:: To be done ::
Go through the records underneath and write each one out again exactly.

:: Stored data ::
------------
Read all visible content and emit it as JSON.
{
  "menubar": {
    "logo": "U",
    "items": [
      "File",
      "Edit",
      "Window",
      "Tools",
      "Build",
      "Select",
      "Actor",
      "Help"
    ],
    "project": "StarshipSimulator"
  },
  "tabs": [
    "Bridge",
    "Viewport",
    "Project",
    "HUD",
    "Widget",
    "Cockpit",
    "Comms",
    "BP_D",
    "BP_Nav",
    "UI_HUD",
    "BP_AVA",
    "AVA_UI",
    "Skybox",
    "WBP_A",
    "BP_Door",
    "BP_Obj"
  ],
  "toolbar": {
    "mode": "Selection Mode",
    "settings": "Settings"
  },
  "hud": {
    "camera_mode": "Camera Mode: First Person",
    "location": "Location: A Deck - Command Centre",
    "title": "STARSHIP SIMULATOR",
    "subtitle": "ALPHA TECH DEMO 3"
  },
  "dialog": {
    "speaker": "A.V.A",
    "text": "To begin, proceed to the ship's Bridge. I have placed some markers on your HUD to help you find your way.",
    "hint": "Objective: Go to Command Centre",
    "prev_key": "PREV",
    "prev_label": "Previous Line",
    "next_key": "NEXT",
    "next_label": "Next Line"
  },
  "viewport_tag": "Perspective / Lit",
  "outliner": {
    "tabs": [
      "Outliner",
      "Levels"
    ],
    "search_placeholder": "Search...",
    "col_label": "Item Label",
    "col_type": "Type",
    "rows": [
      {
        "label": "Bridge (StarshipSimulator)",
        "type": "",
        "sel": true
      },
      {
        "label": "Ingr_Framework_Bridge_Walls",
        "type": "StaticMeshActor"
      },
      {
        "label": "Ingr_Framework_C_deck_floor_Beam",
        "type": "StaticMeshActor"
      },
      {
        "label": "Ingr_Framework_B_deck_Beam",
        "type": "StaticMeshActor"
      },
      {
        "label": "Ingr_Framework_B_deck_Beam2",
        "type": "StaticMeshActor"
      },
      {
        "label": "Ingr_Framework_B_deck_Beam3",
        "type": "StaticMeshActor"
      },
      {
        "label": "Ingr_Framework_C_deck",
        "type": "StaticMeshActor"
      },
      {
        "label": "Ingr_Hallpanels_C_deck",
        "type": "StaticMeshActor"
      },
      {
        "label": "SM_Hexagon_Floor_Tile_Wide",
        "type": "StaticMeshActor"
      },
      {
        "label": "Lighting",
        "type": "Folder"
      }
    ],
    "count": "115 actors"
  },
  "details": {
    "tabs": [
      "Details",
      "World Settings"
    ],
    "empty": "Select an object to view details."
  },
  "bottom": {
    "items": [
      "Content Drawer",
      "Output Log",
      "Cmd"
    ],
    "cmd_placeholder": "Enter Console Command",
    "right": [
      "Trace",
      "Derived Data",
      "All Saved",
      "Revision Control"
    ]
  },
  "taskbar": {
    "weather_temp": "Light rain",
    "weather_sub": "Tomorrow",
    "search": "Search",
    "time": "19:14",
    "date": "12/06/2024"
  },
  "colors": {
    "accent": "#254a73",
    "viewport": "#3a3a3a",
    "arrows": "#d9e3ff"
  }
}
------------
:: Answer to the problem ::
Read all visible content and emit it as JSON.
{
  "menubar": {
    "logo": "U",
    "items": [
      "File",
      "Edit",
      "Window",
      "Tools",
      "Build",
      "Select",
      "Actor",
      "Help"
    ],
    "project": "StarshipSimulator"
  },
  "tabs": [
    "Bridge",
    "Viewport",
    "Project",
    "HUD",
    "Widget",
    "Cockpit",
    "Comms",
    "BP_D",
    "BP_Nav",
    "UI_HUD",
    "BP_AVA",
    "AVA_UI",
    "Skybox",
    "WBP_A",
    "BP_Door",
    "BP_Obj"
  ],
  "toolbar": {
    "mode": "Selection Mode",
    "settings": "Settings"
  },
  "hud": {
    "camera_mode": "Camera Mode: First Person",
    "location": "Location: A Deck - Command Centre",
    "title": "STARSHIP SIMULATOR",
    "subtitle": "ALPHA TECH DEMO 3"
  },
  "dialog": {
    "speaker": "A.V.A",
    "text": "To begin, proceed to the ship's Bridge. I have placed some markers on your HUD to help you find your way.",
    "hint": "Objective: Go to Command Centre",
    "prev_key": "PREV",
    "prev_label": "Previous Line",
    "next_key": "NEXT",
    "next_label": "Next Line"
  },
  "viewport_tag": "Perspective / Lit",
  "outliner": {
    "tabs": [
      "Outliner",
      "Levels"
    ],
    "search_placeholder": "Search...",
    "col_label": "Item Label",
    "col_type": "Type",
    "rows": [
      {
        "label": "Bridge (StarshipSimulator)",
        "type": "",
        "sel": true
      },
      {
        "label": "Ingr_Framework_Bridge_Walls",
        "type": "StaticMeshActor"
      },
      {
        "label": "Ingr_Framework_C_deck_floor_Beam",
        "type": "StaticMeshActor"
      },
      {
        "label": "Ingr_Framework_B_deck_Beam",
        "type": "StaticMeshActor"
      },
      {
        "label": "Ingr_Framework_B_deck_Beam2",
        "type": "StaticMeshActor"
      },
      {
        "label": "Ingr_Framework_B_deck_Beam3",
        "type": "StaticMeshActor"
      },
      {
        "label": "Ingr_Framework_C_deck",
        "type": "StaticMeshActor"
      },
      {
        "label": "Ingr_Hallpanels_C_deck",
        "type": "StaticMeshActor"
      },
      {
        "label": "SM_Hexagon_Floor_Tile_Wide",
        "type": "StaticMeshActor"
      },
      {
        "label": "Lighting",
        "type": "Folder"
      }
    ],
    "count": "115 actors"
  },
  "details": {
    "tabs": [
      "Details",
      "World Settings"
    ],
    "empty": "Select an object to view details."
  },
  "bottom": {
    "items": [
      "Content Drawer",
      "Output Log",
      "Cmd"
    ],
    "cmd_placeholder": "Enter Console Command",
    "right": [
      "Trace",
      "Derived Data",
      "All Saved",
      "Revision Control"
    ]
  },
  "taskbar": {
    "weather_temp": "Light rain",
    "weather_sub": "Tomorrow",
    "search": "Search",
    "time": "19:14",
    "date": "12/06/2024"
  },
  "colors": {
    "accent": "#254a73",
    "viewport": "#3a3a3a",
    "arrows": "#d9e3ff"
  }
}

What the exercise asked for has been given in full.